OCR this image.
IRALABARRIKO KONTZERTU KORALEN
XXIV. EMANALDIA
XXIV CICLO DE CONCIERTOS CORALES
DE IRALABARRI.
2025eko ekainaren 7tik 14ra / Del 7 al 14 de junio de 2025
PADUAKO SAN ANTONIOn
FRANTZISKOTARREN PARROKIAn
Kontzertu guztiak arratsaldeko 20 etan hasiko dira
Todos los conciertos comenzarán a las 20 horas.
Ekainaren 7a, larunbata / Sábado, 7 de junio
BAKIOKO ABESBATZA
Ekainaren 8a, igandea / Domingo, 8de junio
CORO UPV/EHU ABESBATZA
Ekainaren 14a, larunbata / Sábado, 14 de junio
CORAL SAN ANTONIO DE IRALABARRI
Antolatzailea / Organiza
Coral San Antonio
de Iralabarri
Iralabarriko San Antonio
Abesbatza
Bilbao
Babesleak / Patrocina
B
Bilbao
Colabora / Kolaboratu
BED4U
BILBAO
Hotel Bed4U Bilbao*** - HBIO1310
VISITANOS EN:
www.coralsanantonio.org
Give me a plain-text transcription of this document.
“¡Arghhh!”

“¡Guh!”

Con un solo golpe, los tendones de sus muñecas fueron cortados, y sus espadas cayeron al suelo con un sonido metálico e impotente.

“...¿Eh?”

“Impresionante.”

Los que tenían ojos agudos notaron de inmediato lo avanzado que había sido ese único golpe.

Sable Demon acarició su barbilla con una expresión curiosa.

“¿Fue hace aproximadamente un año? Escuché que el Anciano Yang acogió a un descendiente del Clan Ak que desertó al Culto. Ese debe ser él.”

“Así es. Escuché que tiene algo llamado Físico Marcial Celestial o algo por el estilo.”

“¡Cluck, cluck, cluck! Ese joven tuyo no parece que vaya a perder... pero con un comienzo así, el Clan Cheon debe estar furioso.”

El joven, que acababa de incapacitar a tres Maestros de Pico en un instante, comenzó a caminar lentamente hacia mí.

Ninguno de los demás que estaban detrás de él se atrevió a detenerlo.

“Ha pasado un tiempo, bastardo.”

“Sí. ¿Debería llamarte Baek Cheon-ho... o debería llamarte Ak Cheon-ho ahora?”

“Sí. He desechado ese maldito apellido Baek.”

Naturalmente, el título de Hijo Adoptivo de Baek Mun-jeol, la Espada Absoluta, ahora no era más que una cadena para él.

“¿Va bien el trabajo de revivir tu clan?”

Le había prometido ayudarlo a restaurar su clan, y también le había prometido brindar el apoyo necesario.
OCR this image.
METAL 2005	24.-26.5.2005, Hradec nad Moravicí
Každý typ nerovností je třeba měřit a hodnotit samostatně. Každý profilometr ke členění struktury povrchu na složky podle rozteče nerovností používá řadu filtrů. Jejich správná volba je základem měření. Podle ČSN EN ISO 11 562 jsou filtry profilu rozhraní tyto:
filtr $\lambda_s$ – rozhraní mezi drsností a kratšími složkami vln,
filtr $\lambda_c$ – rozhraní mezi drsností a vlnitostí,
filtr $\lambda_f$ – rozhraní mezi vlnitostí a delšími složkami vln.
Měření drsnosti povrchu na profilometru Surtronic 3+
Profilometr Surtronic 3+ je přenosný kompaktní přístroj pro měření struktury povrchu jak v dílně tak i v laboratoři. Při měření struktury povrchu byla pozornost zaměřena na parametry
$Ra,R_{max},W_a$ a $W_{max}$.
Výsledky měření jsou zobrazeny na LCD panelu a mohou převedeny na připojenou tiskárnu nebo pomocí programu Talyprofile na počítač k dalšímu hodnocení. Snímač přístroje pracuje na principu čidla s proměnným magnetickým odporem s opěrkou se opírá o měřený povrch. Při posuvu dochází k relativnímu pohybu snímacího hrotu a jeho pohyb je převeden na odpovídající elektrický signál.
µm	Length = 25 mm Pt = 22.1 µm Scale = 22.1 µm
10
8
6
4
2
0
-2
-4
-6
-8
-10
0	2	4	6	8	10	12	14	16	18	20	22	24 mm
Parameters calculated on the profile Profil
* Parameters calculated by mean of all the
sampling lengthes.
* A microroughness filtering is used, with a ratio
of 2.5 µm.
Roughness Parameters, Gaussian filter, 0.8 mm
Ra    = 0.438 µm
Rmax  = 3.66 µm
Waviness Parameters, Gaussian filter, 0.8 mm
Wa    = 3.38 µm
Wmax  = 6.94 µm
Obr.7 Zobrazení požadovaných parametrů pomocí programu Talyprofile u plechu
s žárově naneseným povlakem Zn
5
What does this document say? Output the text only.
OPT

> [Required task]
From the entries above, copy every line where the word "rozhraní" shows up.

> [Response below]
Každý typ nerovností je třeba měřit a hodnotit samostatně. Každý profilometr ke členění struktury povrchu na složky podle rozteče nerovností používá řadu filtrů. Jejich správná volba je základem měření. Podle ČSN EN ISO 11 562 jsou filtry profilu rozhraní tyto:
filtr $\lambda_s$ – rozhraní mezi drsností a kratšími složkami vln,
filtr $\lambda_c$ – rozhraní mezi drsností a vlnitostí,
filtr $\lambda_f$ – rozhraní mezi vlnitostí a delšími složkami vln.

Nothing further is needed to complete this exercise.